_Figure collection entries_

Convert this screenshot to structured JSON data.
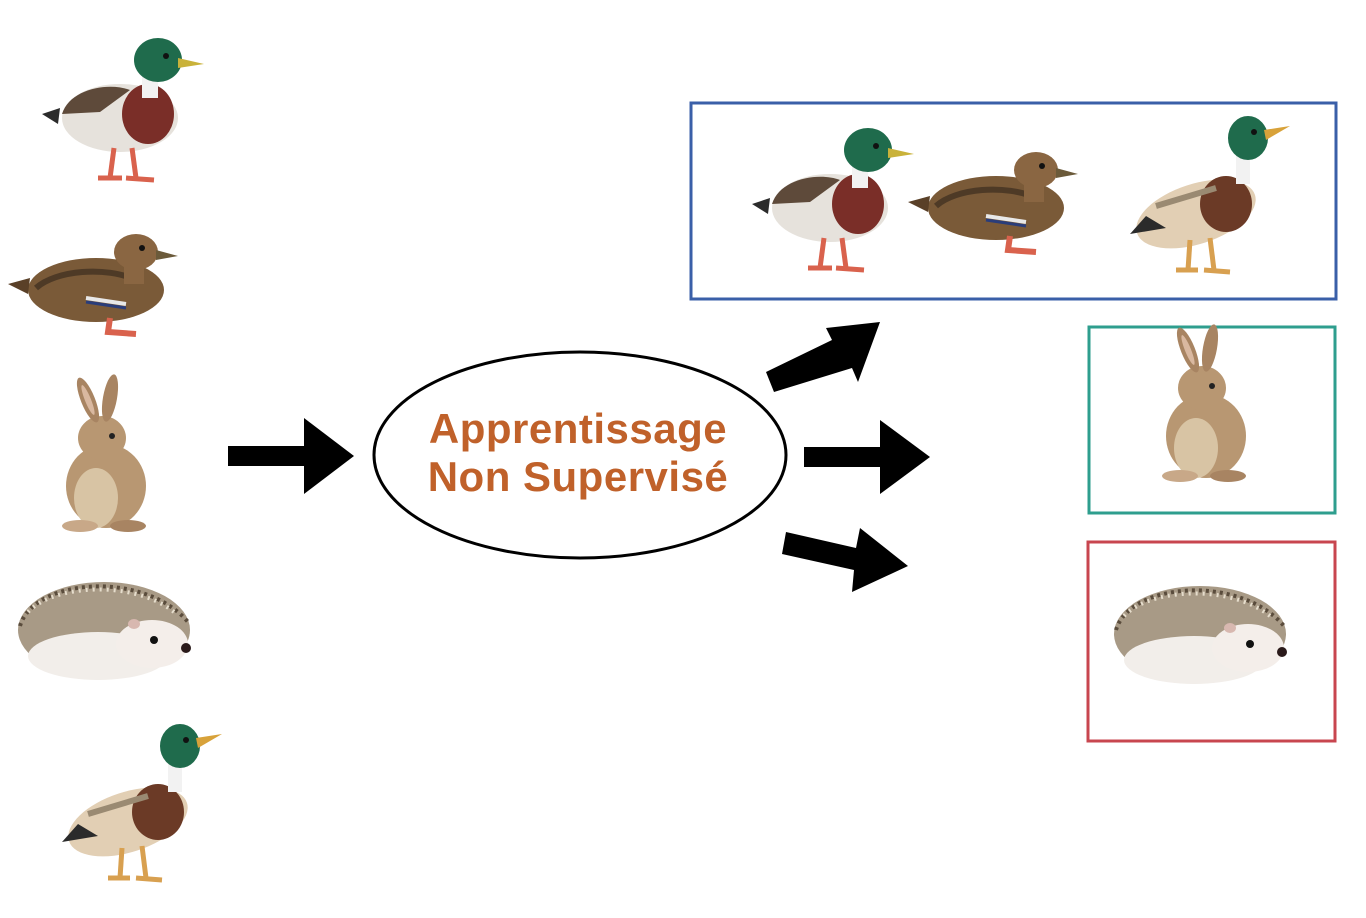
{
  "process": {
    "line1": "Apprentissage",
    "line2": "Non Supervisé"
  },
  "inputs": [
    "mallard-drake",
    "mallard-hen",
    "rabbit",
    "hedgehog",
    "mallard-drake-standing"
  ],
  "clusters": [
    {
      "name": "ducks",
      "border_color": "#3a5fa8",
      "members": [
        "mallard-drake",
        "mallard-hen",
        "mallard-drake-standing"
      ]
    },
    {
      "name": "rabbits",
      "border_color": "#2e9e8e",
      "members": [
        "rabbit"
      ]
    },
    {
      "name": "hedgehogs",
      "border_color": "#c8464f",
      "members": [
        "hedgehog"
      ]
    }
  ],
  "colors": {
    "label_text": "#c0612a",
    "arrow": "#000000",
    "ellipse_stroke": "#000000"
  }
}
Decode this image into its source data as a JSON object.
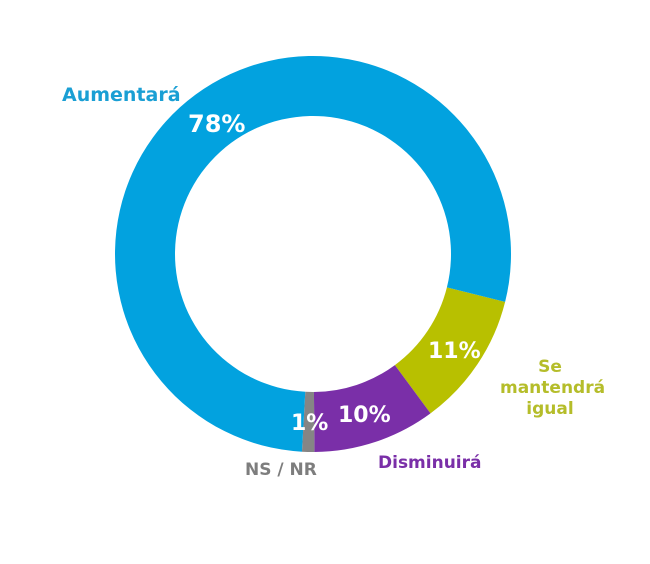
{
  "chart_data": {
    "type": "pie",
    "variant": "donut",
    "title": "",
    "slices": [
      {
        "label": "Aumentará",
        "value": 78,
        "display": "78%",
        "color": "#02a2df"
      },
      {
        "label": "Se mantendrá igual",
        "value": 11,
        "display": "11%",
        "color": "#b8c000"
      },
      {
        "label": "Disminuirá",
        "value": 10,
        "display": "10%",
        "color": "#7a2fa8"
      },
      {
        "label": "NS / NR",
        "value": 1,
        "display": "1%",
        "color": "#858585"
      }
    ],
    "start_angle_deg": 104,
    "direction": "clockwise",
    "legend": "inline labels"
  },
  "labels": {
    "aumentara": "Aumentará",
    "mantendra_1": "Se",
    "mantendra_2": "mantendrá",
    "mantendra_3": "igual",
    "disminuira": "Disminuirá",
    "nsnr": "NS / NR",
    "pct_aumentara": "78%",
    "pct_mantendra": "11%",
    "pct_disminuira": "10%",
    "pct_nsnr": "1%"
  }
}
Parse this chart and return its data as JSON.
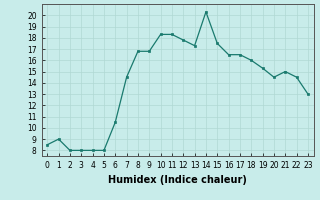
{
  "x": [
    0,
    1,
    2,
    3,
    4,
    5,
    6,
    7,
    8,
    9,
    10,
    11,
    12,
    13,
    14,
    15,
    16,
    17,
    18,
    19,
    20,
    21,
    22,
    23
  ],
  "y": [
    8.5,
    9.0,
    8.0,
    8.0,
    8.0,
    8.0,
    10.5,
    14.5,
    16.8,
    16.8,
    18.3,
    18.3,
    17.8,
    17.3,
    20.3,
    17.5,
    16.5,
    16.5,
    16.0,
    15.3,
    14.5,
    15.0,
    14.5,
    13.0
  ],
  "title": "",
  "xlabel": "Humidex (Indice chaleur)",
  "ylabel": "",
  "xlim": [
    -0.5,
    23.5
  ],
  "ylim": [
    7.5,
    21.0
  ],
  "yticks": [
    8,
    9,
    10,
    11,
    12,
    13,
    14,
    15,
    16,
    17,
    18,
    19,
    20
  ],
  "xticks": [
    0,
    1,
    2,
    3,
    4,
    5,
    6,
    7,
    8,
    9,
    10,
    11,
    12,
    13,
    14,
    15,
    16,
    17,
    18,
    19,
    20,
    21,
    22,
    23
  ],
  "line_color": "#1a7a6e",
  "marker_color": "#1a7a6e",
  "bg_color": "#c8ecea",
  "grid_color": "#b0d8d4",
  "text_color": "#000000",
  "tick_fontsize": 5.5,
  "xlabel_fontsize": 7
}
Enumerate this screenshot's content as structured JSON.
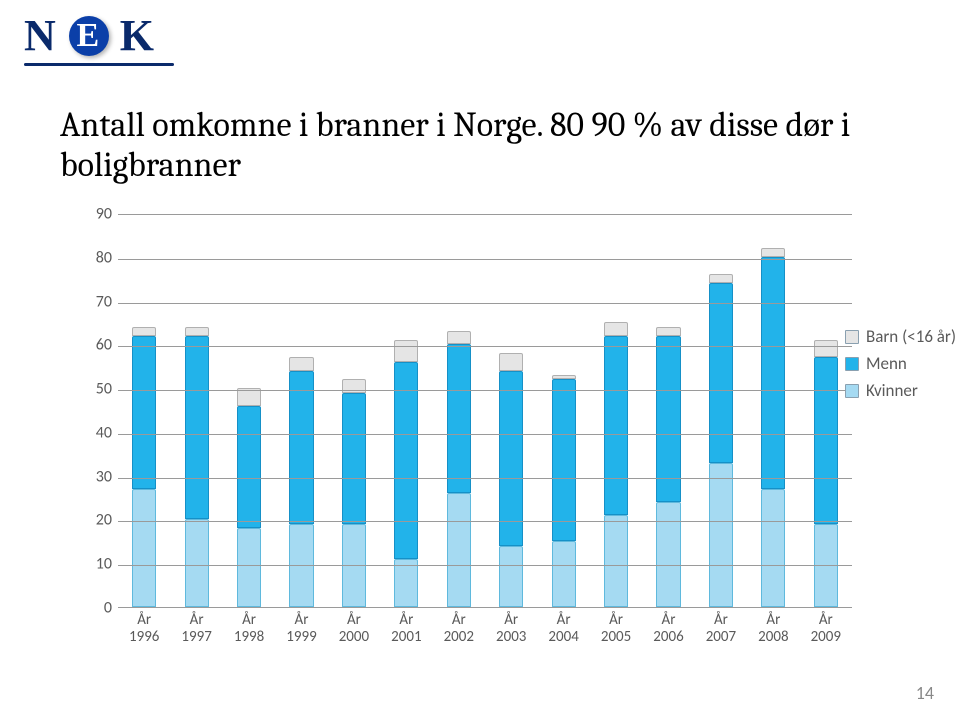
{
  "logo": {
    "n": "N",
    "e": "E",
    "k": "K"
  },
  "title_line1": "Antall omkomne i branner i Norge. 80 90 % av disse dør i",
  "title_line2": "boligbranner",
  "page_number": "14",
  "chart": {
    "type": "stacked-bar",
    "ymax": 90,
    "ymin": 0,
    "ytick_step": 10,
    "bar_width_ratio": 0.46,
    "background_color": "#ffffff",
    "grid_color": "#9a9a9a",
    "axis_label_color": "#5a5a5a",
    "axis_label_fontsize": 16,
    "categories": [
      "År\n1996",
      "År\n1997",
      "År\n1998",
      "År\n1999",
      "År\n2000",
      "År\n2001",
      "År\n2002",
      "År\n2003",
      "År\n2004",
      "År\n2005",
      "År\n2006",
      "År\n2007",
      "År\n2008",
      "År\n2009"
    ],
    "series": [
      {
        "name": "Kvinner",
        "color": "#a5daf2"
      },
      {
        "name": "Menn",
        "color": "#22b3ea"
      },
      {
        "name": "Barn (<16 år)",
        "color": "#e5e5e5"
      }
    ],
    "data": [
      {
        "kvinner": 27,
        "menn": 35,
        "barn": 2
      },
      {
        "kvinner": 20,
        "menn": 42,
        "barn": 2
      },
      {
        "kvinner": 18,
        "menn": 28,
        "barn": 4
      },
      {
        "kvinner": 19,
        "menn": 35,
        "barn": 3
      },
      {
        "kvinner": 19,
        "menn": 30,
        "barn": 3
      },
      {
        "kvinner": 11,
        "menn": 45,
        "barn": 5
      },
      {
        "kvinner": 26,
        "menn": 34,
        "barn": 3
      },
      {
        "kvinner": 14,
        "menn": 40,
        "barn": 4
      },
      {
        "kvinner": 15,
        "menn": 37,
        "barn": 1
      },
      {
        "kvinner": 21,
        "menn": 41,
        "barn": 3
      },
      {
        "kvinner": 24,
        "menn": 38,
        "barn": 2
      },
      {
        "kvinner": 33,
        "menn": 41,
        "barn": 2
      },
      {
        "kvinner": 27,
        "menn": 53,
        "barn": 2
      },
      {
        "kvinner": 19,
        "menn": 38,
        "barn": 4
      }
    ],
    "series_colors": {
      "kvinner": {
        "fill": "#a5daf2",
        "border": "#5fb9dd"
      },
      "menn": {
        "fill": "#22b3ea",
        "border": "#1590c7"
      },
      "barn": {
        "fill": "#e5e5e5",
        "border": "#b0b0b0"
      }
    },
    "legend_order": [
      "Barn (<16 år)",
      "Menn",
      "Kvinner"
    ],
    "legend_colors": [
      "#e5e5e5",
      "#22b3ea",
      "#a5daf2"
    ]
  }
}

_STATED PROBLEM_
Find every line that has "drake" in it, then return those lines.

_CORRECT ANSWER_
    "mallard-drake",
    "mallard-drake-standing"
        "mallard-drake",
        "mallard-drake-standing"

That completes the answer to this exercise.